**Problem**
Extract all data as written.

**Recorded data**
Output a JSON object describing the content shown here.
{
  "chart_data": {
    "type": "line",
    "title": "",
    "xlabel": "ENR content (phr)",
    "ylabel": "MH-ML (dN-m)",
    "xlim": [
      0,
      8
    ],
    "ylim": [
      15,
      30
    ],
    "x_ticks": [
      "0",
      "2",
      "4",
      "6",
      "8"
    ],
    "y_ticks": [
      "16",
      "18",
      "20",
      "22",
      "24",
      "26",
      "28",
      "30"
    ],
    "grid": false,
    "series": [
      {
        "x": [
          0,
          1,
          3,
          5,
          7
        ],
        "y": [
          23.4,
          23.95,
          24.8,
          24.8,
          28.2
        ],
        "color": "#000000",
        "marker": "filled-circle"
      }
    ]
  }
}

**Result of this task**
Output a JSON object describing the content shown here.
{
  "chart_data": {
    "type": "line",
    "title": "",
    "xlabel": "ENR content (phr)",
    "ylabel": "MH-ML (dN-m)",
    "xlim": [
      0,
      8
    ],
    "ylim": [
      15,
      30
    ],
    "x_ticks": [
      "0",
      "2",
      "4",
      "6",
      "8"
    ],
    "y_ticks": [
      "16",
      "18",
      "20",
      "22",
      "24",
      "26",
      "28",
      "30"
    ],
    "grid": false,
    "series": [
      {
        "x": [
          0,
          1,
          3,
          5,
          7
        ],
        "y": [
          23.4,
          23.95,
          24.8,
          24.8,
          28.2
        ],
        "color": "#000000",
        "marker": "filled-circle"
      }
    ]
  }
}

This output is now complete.